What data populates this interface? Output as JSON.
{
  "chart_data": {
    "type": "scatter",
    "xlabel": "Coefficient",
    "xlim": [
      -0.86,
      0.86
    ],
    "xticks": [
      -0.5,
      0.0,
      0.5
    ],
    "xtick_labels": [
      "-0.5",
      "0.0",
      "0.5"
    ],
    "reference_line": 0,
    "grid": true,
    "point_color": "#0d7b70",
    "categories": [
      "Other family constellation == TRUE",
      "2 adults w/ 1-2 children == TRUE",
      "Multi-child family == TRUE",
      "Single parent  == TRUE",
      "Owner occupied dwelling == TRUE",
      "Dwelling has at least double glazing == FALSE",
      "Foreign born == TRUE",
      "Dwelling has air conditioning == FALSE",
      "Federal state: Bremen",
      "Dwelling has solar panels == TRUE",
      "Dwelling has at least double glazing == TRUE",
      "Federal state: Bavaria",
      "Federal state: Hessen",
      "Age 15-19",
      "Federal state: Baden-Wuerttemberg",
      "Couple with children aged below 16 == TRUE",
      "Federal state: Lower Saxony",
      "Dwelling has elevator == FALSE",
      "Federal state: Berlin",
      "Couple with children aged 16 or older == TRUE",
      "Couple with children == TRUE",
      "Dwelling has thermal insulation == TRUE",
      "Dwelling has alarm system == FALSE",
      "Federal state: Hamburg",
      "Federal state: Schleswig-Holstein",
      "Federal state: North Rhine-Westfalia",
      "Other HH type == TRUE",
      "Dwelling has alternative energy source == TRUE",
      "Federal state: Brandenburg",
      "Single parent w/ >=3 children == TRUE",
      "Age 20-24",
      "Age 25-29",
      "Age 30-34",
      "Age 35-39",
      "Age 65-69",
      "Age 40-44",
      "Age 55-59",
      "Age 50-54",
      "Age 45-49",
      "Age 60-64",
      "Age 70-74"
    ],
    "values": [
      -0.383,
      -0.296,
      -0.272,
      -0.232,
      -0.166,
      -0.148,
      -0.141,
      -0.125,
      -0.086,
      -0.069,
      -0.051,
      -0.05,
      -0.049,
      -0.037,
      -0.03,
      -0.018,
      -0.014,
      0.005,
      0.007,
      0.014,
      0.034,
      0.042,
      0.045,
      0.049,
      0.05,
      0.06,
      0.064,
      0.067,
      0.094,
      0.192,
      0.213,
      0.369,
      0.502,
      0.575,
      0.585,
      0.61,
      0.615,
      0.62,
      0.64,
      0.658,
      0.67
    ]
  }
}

▶ DIRECTIONS FOR THIS TASK: Which lines of the material contain the string "parent"? List each of them.

▶ RESULT OF THIS EXERCISE:
      "Single parent  == TRUE",
      "Single parent w/ >=3 children == TRUE",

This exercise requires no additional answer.